## Start Data shown
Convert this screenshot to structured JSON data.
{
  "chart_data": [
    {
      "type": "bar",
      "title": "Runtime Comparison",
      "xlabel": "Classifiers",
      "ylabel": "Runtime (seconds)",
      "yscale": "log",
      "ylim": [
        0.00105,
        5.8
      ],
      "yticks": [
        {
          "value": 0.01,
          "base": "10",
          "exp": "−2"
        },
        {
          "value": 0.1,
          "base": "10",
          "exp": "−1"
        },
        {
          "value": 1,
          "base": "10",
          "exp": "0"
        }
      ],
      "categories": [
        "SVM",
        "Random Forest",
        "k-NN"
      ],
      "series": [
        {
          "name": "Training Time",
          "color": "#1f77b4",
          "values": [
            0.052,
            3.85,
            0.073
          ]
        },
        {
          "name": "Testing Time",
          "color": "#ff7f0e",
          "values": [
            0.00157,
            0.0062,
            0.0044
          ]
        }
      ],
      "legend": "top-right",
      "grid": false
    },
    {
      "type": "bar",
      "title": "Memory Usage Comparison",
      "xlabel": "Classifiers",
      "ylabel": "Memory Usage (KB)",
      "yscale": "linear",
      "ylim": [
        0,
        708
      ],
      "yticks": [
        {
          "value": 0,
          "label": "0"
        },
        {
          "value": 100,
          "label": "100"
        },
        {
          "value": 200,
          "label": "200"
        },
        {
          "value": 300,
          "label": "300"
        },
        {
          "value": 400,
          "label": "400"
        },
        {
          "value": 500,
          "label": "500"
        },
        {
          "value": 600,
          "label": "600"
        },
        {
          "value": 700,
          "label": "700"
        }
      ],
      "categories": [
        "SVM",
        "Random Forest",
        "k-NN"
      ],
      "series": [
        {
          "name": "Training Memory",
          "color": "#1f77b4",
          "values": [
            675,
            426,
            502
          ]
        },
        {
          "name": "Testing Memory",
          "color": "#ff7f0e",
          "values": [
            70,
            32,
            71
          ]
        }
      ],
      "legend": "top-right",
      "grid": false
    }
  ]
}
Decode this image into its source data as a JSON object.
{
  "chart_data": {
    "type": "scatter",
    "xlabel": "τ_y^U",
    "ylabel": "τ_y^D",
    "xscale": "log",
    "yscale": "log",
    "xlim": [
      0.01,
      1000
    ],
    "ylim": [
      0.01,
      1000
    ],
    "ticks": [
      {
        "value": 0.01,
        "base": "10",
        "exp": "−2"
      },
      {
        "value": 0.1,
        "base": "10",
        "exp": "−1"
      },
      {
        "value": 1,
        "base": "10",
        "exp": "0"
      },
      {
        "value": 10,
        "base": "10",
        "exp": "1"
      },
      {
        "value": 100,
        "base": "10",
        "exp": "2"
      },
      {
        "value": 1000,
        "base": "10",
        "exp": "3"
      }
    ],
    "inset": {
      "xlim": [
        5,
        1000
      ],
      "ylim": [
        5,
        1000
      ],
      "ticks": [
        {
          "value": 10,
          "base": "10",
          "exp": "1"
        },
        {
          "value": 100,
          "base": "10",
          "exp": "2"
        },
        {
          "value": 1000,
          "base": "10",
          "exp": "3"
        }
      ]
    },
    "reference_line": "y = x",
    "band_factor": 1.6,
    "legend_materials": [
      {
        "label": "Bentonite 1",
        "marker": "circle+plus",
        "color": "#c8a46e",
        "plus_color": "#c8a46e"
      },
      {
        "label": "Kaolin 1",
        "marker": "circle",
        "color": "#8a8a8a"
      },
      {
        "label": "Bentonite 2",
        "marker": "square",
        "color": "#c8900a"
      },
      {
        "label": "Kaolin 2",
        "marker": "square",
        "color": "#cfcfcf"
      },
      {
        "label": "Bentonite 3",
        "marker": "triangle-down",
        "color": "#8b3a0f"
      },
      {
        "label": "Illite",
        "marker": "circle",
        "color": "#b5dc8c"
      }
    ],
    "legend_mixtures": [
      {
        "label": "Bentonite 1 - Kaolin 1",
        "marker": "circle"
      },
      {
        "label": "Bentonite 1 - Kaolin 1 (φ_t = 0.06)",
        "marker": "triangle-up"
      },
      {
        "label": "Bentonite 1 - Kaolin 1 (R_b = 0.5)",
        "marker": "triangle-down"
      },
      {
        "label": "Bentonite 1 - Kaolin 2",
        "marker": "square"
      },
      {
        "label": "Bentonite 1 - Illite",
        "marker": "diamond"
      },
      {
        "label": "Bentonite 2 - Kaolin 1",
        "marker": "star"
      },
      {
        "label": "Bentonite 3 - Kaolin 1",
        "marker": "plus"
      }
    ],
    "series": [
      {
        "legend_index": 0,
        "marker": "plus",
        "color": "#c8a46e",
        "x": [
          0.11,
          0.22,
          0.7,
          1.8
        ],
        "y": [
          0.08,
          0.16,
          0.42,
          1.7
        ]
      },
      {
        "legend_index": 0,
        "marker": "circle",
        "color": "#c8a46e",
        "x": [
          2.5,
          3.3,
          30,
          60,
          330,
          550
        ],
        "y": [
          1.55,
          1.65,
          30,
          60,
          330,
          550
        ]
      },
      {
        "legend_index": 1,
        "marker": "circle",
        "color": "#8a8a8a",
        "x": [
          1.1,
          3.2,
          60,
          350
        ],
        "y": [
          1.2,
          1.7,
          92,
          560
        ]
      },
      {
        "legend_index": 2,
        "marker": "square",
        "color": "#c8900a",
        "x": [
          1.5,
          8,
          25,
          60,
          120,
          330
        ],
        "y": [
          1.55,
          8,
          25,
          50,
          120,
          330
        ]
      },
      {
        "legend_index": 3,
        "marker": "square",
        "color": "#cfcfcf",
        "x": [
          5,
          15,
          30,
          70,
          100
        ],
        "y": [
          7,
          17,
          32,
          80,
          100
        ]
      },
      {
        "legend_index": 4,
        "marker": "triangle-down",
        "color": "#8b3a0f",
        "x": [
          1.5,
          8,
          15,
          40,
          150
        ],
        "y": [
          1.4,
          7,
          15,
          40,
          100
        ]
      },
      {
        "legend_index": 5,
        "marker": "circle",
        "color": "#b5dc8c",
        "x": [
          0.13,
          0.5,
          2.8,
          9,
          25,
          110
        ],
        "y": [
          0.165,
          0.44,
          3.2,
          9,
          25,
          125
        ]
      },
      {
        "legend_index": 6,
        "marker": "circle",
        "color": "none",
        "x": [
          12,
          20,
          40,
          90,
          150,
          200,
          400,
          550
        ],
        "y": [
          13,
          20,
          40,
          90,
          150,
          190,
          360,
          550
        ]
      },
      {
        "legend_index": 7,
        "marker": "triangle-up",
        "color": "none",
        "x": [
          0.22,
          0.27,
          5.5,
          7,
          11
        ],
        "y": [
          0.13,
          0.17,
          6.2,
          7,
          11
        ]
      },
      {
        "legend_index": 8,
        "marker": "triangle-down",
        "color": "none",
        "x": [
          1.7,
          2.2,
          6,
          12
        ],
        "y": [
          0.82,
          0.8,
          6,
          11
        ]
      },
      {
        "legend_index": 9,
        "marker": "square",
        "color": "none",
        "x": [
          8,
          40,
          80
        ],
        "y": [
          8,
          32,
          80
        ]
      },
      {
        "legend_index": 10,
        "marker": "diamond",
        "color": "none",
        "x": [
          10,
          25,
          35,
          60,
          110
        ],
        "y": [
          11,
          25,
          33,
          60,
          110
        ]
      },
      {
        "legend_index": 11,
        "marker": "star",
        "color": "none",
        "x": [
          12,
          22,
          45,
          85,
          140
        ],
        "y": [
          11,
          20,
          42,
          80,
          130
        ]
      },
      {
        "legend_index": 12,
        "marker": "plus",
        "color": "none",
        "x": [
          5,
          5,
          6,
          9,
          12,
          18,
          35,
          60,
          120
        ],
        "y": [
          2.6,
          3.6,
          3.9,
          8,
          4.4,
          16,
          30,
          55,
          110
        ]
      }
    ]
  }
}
## End Data shown
▸ **Goal**: Copy all lines from the material that include "Bentonite".

▸ **Correct result**:
        "label": "Bentonite 1",
        "label": "Bentonite 2",
        "label": "Bentonite 3",
        "label": "Bentonite 1 - Kaolin 1",
        "label": "Bentonite 1 - Kaolin 1 (φ_t = 0.06)",
        "label": "Bentonite 1 - Kaolin 1 (R_b = 0.5)",
        "label": "Bentonite 1 - Kaolin 2",
        "label": "Bentonite 1 - Illite",
        "label": "Bentonite 2 - Kaolin 1",
        "label": "Bentonite 3 - Kaolin 1",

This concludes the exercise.